Transcribe every line exactly. Leave the pictures behind.

•••

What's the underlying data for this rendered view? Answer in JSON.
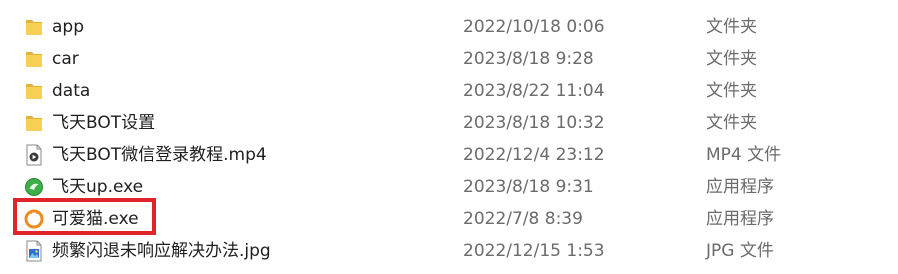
{
  "files": [
    {
      "name": "app",
      "modified": "2022/10/18 0:06",
      "type": "文件夹",
      "icon": "folder-icon"
    },
    {
      "name": "car",
      "modified": "2023/8/18 9:28",
      "type": "文件夹",
      "icon": "folder-icon"
    },
    {
      "name": "data",
      "modified": "2023/8/22 11:04",
      "type": "文件夹",
      "icon": "folder-icon"
    },
    {
      "name": "飞天BOT设置",
      "modified": "2023/8/18 10:32",
      "type": "文件夹",
      "icon": "folder-icon"
    },
    {
      "name": "飞天BOT微信登录教程.mp4",
      "modified": "2022/12/4 23:12",
      "type": "MP4 文件",
      "icon": "video-file-icon"
    },
    {
      "name": "飞天up.exe",
      "modified": "2023/8/18 9:31",
      "type": "应用程序",
      "icon": "green-app-icon"
    },
    {
      "name": "可爱猫.exe",
      "modified": "2022/7/8 8:39",
      "type": "应用程序",
      "icon": "cat-app-icon"
    },
    {
      "name": "频繁闪退未响应解决办法.jpg",
      "modified": "2022/12/15 1:53",
      "type": "JPG 文件",
      "icon": "image-file-icon"
    }
  ],
  "colors": {
    "folder": "#f5c542",
    "highlight": "#e0242a",
    "secondary_text": "#6b6b6b"
  }
}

•••

> _Full solution_:
What's the underlying data for this rendered view? Answer in JSON.
{
  "files": [
    {
      "name": "app",
      "modified": "2022/10/18 0:06",
      "type": "文件夹",
      "icon": "folder-icon"
    },
    {
      "name": "car",
      "modified": "2023/8/18 9:28",
      "type": "文件夹",
      "icon": "folder-icon"
    },
    {
      "name": "data",
      "modified": "2023/8/22 11:04",
      "type": "文件夹",
      "icon": "folder-icon"
    },
    {
      "name": "飞天BOT设置",
      "modified": "2023/8/18 10:32",
      "type": "文件夹",
      "icon": "folder-icon"
    },
    {
      "name": "飞天BOT微信登录教程.mp4",
      "modified": "2022/12/4 23:12",
      "type": "MP4 文件",
      "icon": "video-file-icon"
    },
    {
      "name": "飞天up.exe",
      "modified": "2023/8/18 9:31",
      "type": "应用程序",
      "icon": "green-app-icon"
    },
    {
      "name": "可爱猫.exe",
      "modified": "2022/7/8 8:39",
      "type": "应用程序",
      "icon": "cat-app-icon"
    },
    {
      "name": "频繁闪退未响应解决办法.jpg",
      "modified": "2022/12/15 1:53",
      "type": "JPG 文件",
      "icon": "image-file-icon"
    }
  ],
  "colors": {
    "folder": "#f5c542",
    "highlight": "#e0242a",
    "secondary_text": "#6b6b6b"
  }
}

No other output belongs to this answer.